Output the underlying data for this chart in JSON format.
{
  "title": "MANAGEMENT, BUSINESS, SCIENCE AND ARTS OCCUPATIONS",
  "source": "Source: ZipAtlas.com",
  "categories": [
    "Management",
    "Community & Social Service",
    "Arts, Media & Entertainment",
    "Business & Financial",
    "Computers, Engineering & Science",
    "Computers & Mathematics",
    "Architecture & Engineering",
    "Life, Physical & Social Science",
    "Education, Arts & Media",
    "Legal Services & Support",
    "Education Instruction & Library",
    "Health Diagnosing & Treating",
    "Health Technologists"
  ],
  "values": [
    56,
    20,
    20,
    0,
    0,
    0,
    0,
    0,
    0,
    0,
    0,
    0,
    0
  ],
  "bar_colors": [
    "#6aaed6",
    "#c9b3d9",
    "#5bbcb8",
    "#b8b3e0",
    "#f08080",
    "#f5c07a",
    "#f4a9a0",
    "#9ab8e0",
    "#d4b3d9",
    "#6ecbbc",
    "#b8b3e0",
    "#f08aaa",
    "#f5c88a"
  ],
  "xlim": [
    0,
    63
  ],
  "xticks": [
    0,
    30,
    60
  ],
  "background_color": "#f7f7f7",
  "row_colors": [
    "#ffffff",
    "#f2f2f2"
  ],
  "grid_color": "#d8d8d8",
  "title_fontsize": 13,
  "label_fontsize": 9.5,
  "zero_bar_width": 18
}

++++++++

Short problem:
Copy each line of the entries that includes the word "Education".

Full solution:
    "Education, Arts & Media",
    "Education Instruction & Library",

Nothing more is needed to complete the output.